* WRITTEN PROBLEM *
Set down, in full, every record in the block.

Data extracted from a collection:
^^^^

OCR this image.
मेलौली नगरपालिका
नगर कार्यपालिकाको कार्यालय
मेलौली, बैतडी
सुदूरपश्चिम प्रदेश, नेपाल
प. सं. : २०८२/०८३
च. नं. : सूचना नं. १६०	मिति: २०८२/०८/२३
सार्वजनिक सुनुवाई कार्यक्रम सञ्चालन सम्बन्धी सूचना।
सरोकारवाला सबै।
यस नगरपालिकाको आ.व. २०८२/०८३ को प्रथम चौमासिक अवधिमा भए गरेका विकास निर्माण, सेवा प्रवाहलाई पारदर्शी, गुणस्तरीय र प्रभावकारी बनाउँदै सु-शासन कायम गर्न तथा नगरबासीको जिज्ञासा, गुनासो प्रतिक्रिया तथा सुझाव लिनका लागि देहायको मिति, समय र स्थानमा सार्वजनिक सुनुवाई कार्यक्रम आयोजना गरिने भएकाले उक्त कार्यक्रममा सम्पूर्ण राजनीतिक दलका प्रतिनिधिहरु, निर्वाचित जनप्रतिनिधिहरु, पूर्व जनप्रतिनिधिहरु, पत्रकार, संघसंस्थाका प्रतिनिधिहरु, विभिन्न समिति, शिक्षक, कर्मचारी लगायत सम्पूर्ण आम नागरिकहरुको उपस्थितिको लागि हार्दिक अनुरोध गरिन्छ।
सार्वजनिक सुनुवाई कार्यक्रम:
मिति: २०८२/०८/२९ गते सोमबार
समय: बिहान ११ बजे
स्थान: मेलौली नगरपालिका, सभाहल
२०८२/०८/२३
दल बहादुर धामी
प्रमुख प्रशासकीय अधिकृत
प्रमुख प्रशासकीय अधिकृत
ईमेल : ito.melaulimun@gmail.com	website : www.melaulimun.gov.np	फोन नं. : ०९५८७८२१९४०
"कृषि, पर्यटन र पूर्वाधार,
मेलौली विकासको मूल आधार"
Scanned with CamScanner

^^^^

* RIGHT ANSWER *
OCR this image.
मेलौली नगरपालिका
नगर कार्यपालिकाको कार्यालय
मेलौली, बैतडी
सुदूरपश्चिम प्रदेश, नेपाल
प. सं. : २०८२/०८३
च. नं. : सूचना नं. १६०	मिति: २०८२/०८/२३
सार्वजनिक सुनुवाई कार्यक्रम सञ्चालन सम्बन्धी सूचना।
सरोकारवाला सबै।
यस नगरपालिकाको आ.व. २०८२/०८३ को प्रथम चौमासिक अवधिमा भए गरेका विकास निर्माण, सेवा प्रवाहलाई पारदर्शी, गुणस्तरीय र प्रभावकारी बनाउँदै सु-शासन कायम गर्न तथा नगरबासीको जिज्ञासा, गुनासो प्रतिक्रिया तथा सुझाव लिनका लागि देहायको मिति, समय र स्थानमा सार्वजनिक सुनुवाई कार्यक्रम आयोजना गरिने भएकाले उक्त कार्यक्रममा सम्पूर्ण राजनीतिक दलका प्रतिनिधिहरु, निर्वाचित जनप्रतिनिधिहरु, पूर्व जनप्रतिनिधिहरु, पत्रकार, संघसंस्थाका प्रतिनिधिहरु, विभिन्न समिति, शिक्षक, कर्मचारी लगायत सम्पूर्ण आम नागरिकहरुको उपस्थितिको लागि हार्दिक अनुरोध गरिन्छ।
सार्वजनिक सुनुवाई कार्यक्रम:
मिति: २०८२/०८/२९ गते सोमबार
समय: बिहान ११ बजे
स्थान: मेलौली नगरपालिका, सभाहल
२०८२/०८/२३
दल बहादुर धामी
प्रमुख प्रशासकीय अधिकृत
प्रमुख प्रशासकीय अधिकृत
ईमेल : ito.melaulimun@gmail.com	website : www.melaulimun.gov.np	फोन नं. : ०९५८७८२१९४०
"कृषि, पर्यटन र पूर्वाधार,
मेलौली विकासको मूल आधार"
Scanned with CamScanner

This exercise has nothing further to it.